### [Entries supplied]
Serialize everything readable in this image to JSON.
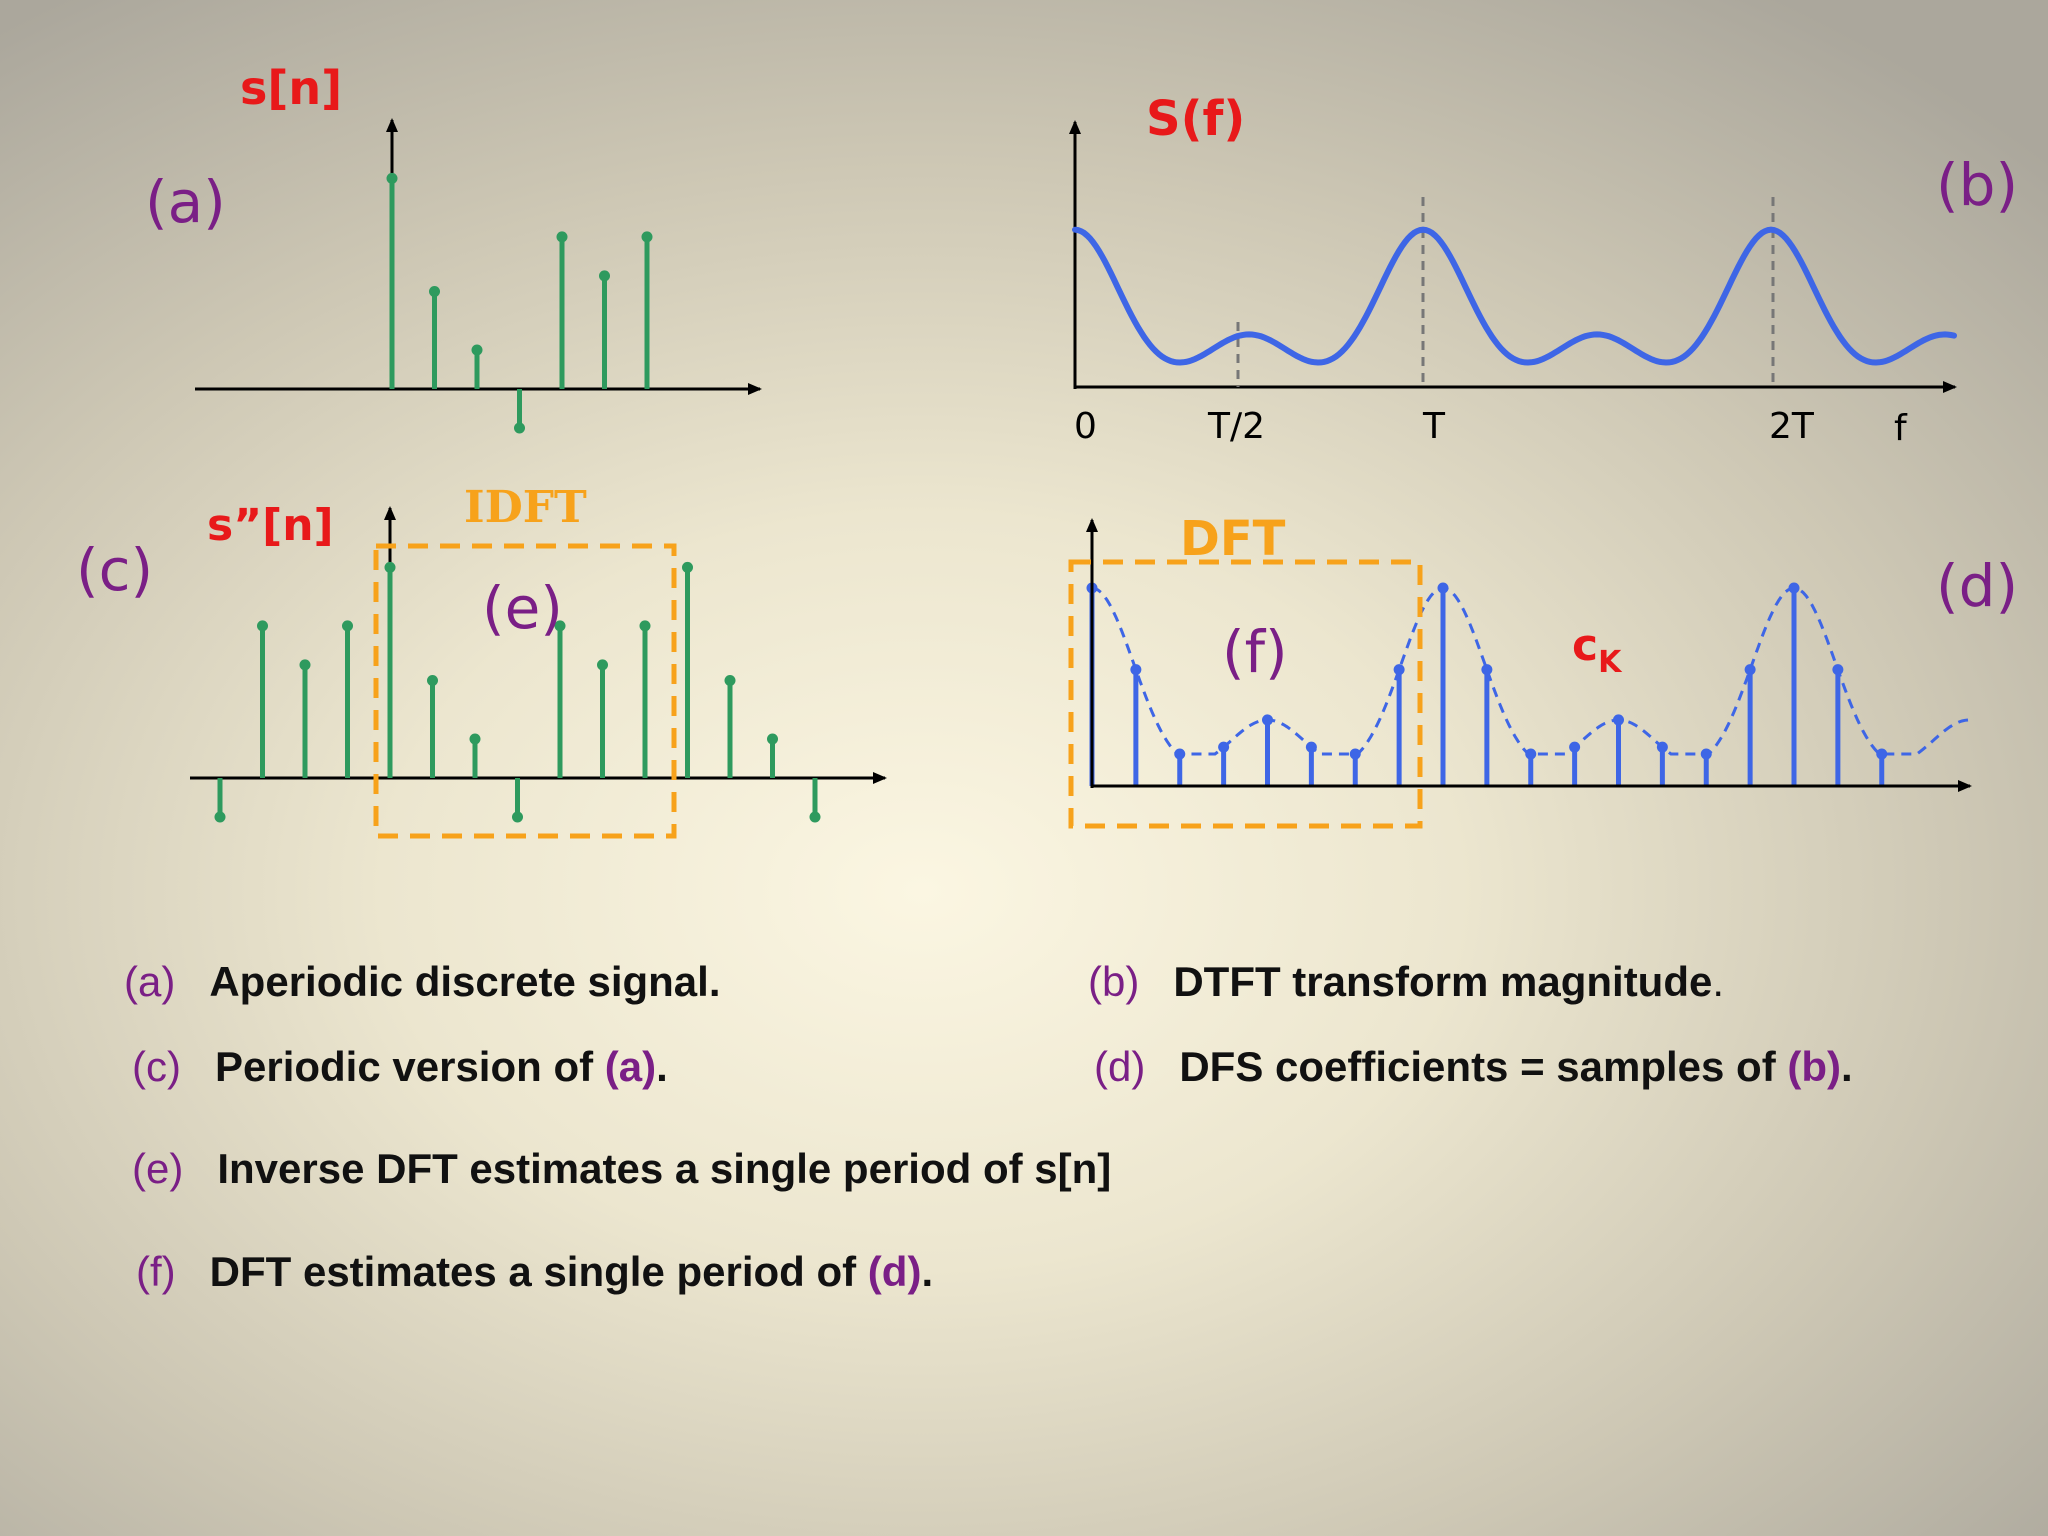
{
  "panels": {
    "a": {
      "label": "(a)",
      "axis_title": "s[n]",
      "stems": [
        {
          "n": 0,
          "v": 5.4
        },
        {
          "n": 1,
          "v": 2.5
        },
        {
          "n": 2,
          "v": 1.0
        },
        {
          "n": 3,
          "v": -1.0
        },
        {
          "n": 4,
          "v": 3.9
        },
        {
          "n": 5,
          "v": 2.9
        },
        {
          "n": 6,
          "v": 3.9
        }
      ]
    },
    "b": {
      "label": "(b)",
      "axis_title": "S(f)",
      "tick_labels": [
        "0",
        "T/2",
        "T",
        "2T",
        "f"
      ]
    },
    "c": {
      "label": "(c)",
      "axis_title": "s”[n]",
      "box_title": "IDFT",
      "stems": [
        {
          "n": -4,
          "v": -1.0
        },
        {
          "n": -3,
          "v": 3.9
        },
        {
          "n": -2,
          "v": 2.9
        },
        {
          "n": -1,
          "v": 3.9
        },
        {
          "n": 0,
          "v": 5.4
        },
        {
          "n": 1,
          "v": 2.5
        },
        {
          "n": 2,
          "v": 1.0
        },
        {
          "n": 3,
          "v": -1.0
        },
        {
          "n": 4,
          "v": 3.9
        },
        {
          "n": 5,
          "v": 2.9
        },
        {
          "n": 6,
          "v": 3.9
        },
        {
          "n": 7,
          "v": 5.4
        },
        {
          "n": 8,
          "v": 2.5
        },
        {
          "n": 9,
          "v": 1.0
        },
        {
          "n": 10,
          "v": -1.0
        }
      ]
    },
    "d": {
      "label": "(d)",
      "box_title": "DFT",
      "coef_label": "c",
      "coef_sub": "K"
    },
    "e": {
      "label": "(e)"
    },
    "f": {
      "label": "(f)"
    }
  },
  "captions": [
    {
      "tag": "(a)",
      "text": "Aperiodic discrete signal.",
      "ref": "",
      "end": ""
    },
    {
      "tag": "(b)",
      "text": "DTFT transform magnitude",
      "ref": "",
      "end": "."
    },
    {
      "tag": "(c)",
      "text": "Periodic version of ",
      "ref": "(a)",
      "end": "."
    },
    {
      "tag": "(d)",
      "text": "DFS coefficients = samples of ",
      "ref": "(b)",
      "end": "."
    },
    {
      "tag": "(e)",
      "text": "Inverse DFT estimates a single period of s[n]",
      "ref": "",
      "end": ""
    },
    {
      "tag": "(f)",
      "text": "DFT estimates a single period of ",
      "ref": "(d)",
      "end": "."
    }
  ],
  "colors": {
    "stem_green": "#2e9a5e",
    "curve_blue": "#3e66e6",
    "title_red": "#e8191a",
    "label_purple": "#7a1f86",
    "box_orange": "#f7a21b"
  }
}
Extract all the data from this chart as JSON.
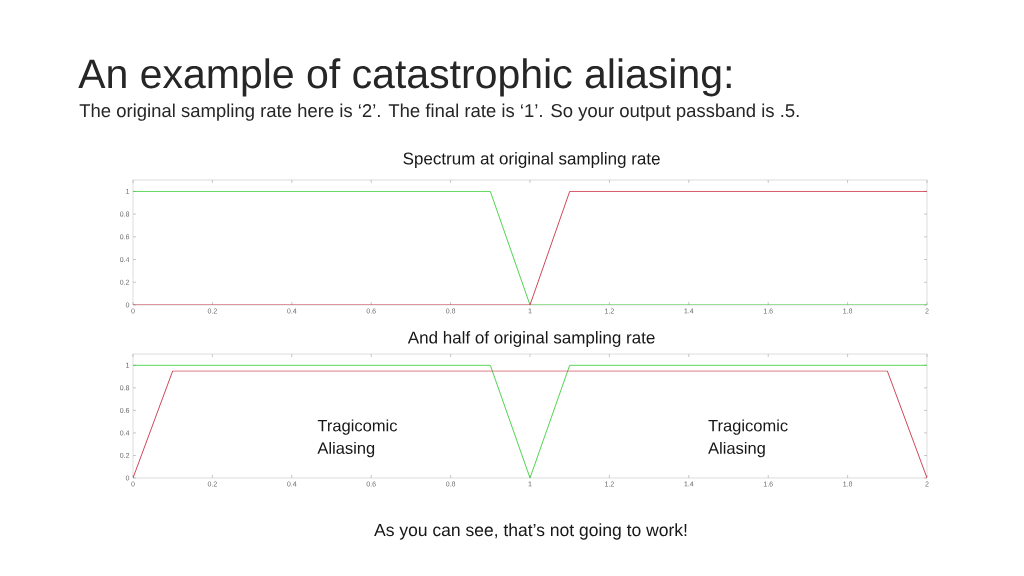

### [Directions]
List the lines of the material in which the word "estimates" occurs.

### [Expected answer]
      "text": "Inverse DFT estimates a single period of s[n]",
      "text": "DFT estimates a single period of ",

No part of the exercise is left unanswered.